WHAT IS REQUIRED:
The entries below should be given again exactly, minus their pictures.

-- Start DATA LINES --

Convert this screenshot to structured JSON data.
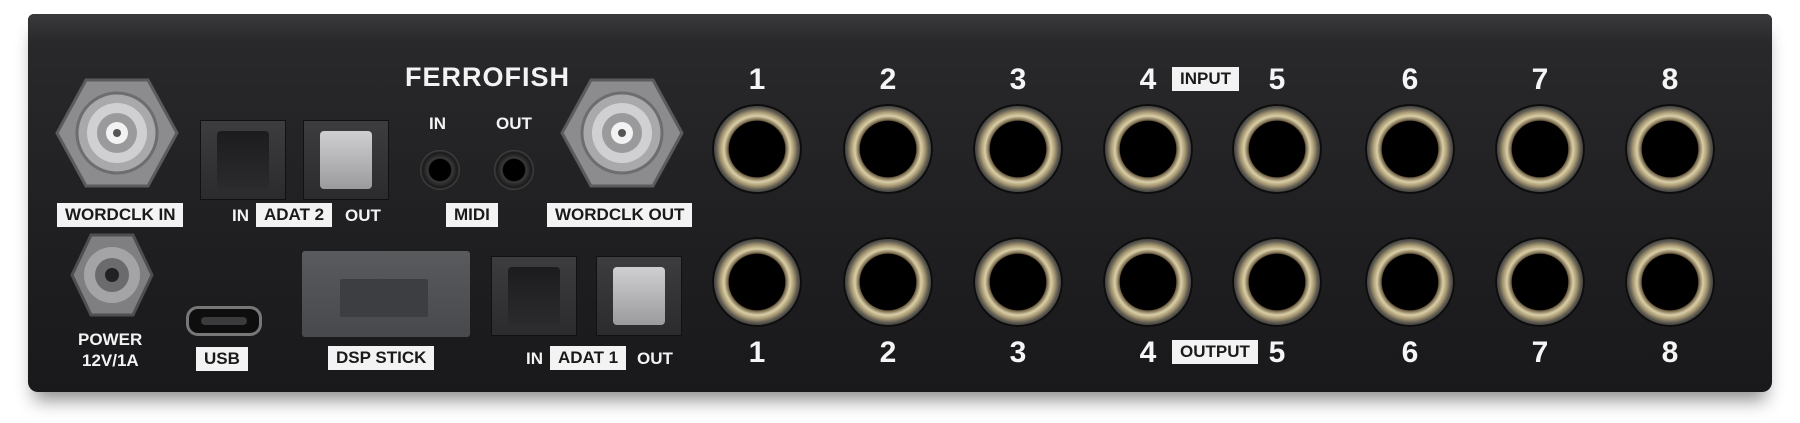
{
  "brand": "FERROFISH",
  "left_panel": {
    "wordclk_in": "WORDCLK IN",
    "wordclk_out": "WORDCLK OUT",
    "adat2": {
      "in": "IN",
      "label": "ADAT 2",
      "out": "OUT"
    },
    "midi": {
      "in": "IN",
      "out": "OUT",
      "label": "MIDI"
    },
    "power": {
      "line1": "POWER",
      "line2": "12V/1A"
    },
    "usb": "USB",
    "dsp_stick": "DSP STICK",
    "adat1": {
      "in": "IN",
      "label": "ADAT 1",
      "out": "OUT"
    }
  },
  "inputs": {
    "label": "INPUT",
    "numbers": [
      "1",
      "2",
      "3",
      "4",
      "5",
      "6",
      "7",
      "8"
    ]
  },
  "outputs": {
    "label": "OUTPUT",
    "numbers": [
      "1",
      "2",
      "3",
      "4",
      "5",
      "6",
      "7",
      "8"
    ]
  },
  "colors": {
    "chassis": "#1f1f21",
    "label_bg": "#f3f3f3",
    "jack_ring": "#d9cfa8"
  }
}
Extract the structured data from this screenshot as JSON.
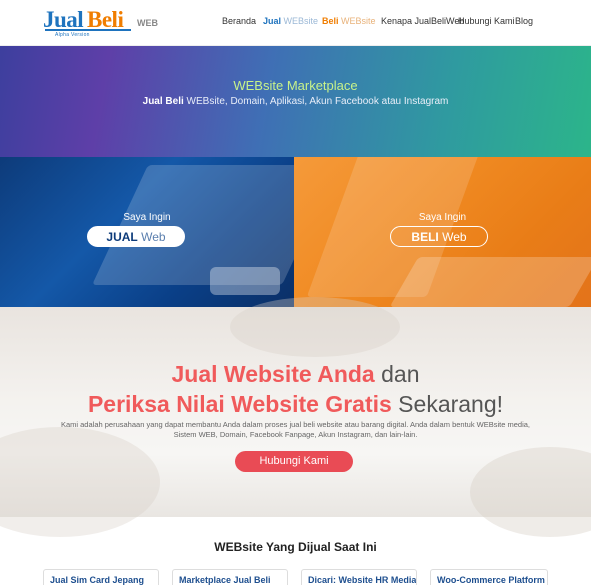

-- End DATA LINES --

RESPONSE TO THIS EXERCISE:
Convert this screenshot to structured JSON data.
{
  "brand": "FERROFISH",
  "left_panel": {
    "wordclk_in": "WORDCLK IN",
    "wordclk_out": "WORDCLK OUT",
    "adat2": {
      "in": "IN",
      "label": "ADAT 2",
      "out": "OUT"
    },
    "midi": {
      "in": "IN",
      "out": "OUT",
      "label": "MIDI"
    },
    "power": {
      "line1": "POWER",
      "line2": "12V/1A"
    },
    "usb": "USB",
    "dsp_stick": "DSP STICK",
    "adat1": {
      "in": "IN",
      "label": "ADAT 1",
      "out": "OUT"
    }
  },
  "inputs": {
    "label": "INPUT",
    "numbers": [
      "1",
      "2",
      "3",
      "4",
      "5",
      "6",
      "7",
      "8"
    ]
  },
  "outputs": {
    "label": "OUTPUT",
    "numbers": [
      "1",
      "2",
      "3",
      "4",
      "5",
      "6",
      "7",
      "8"
    ]
  },
  "colors": {
    "chassis": "#1f1f21",
    "label_bg": "#f3f3f3",
    "jack_ring": "#d9cfa8"
  }
}
Extract the structured data from this screenshot as JSON.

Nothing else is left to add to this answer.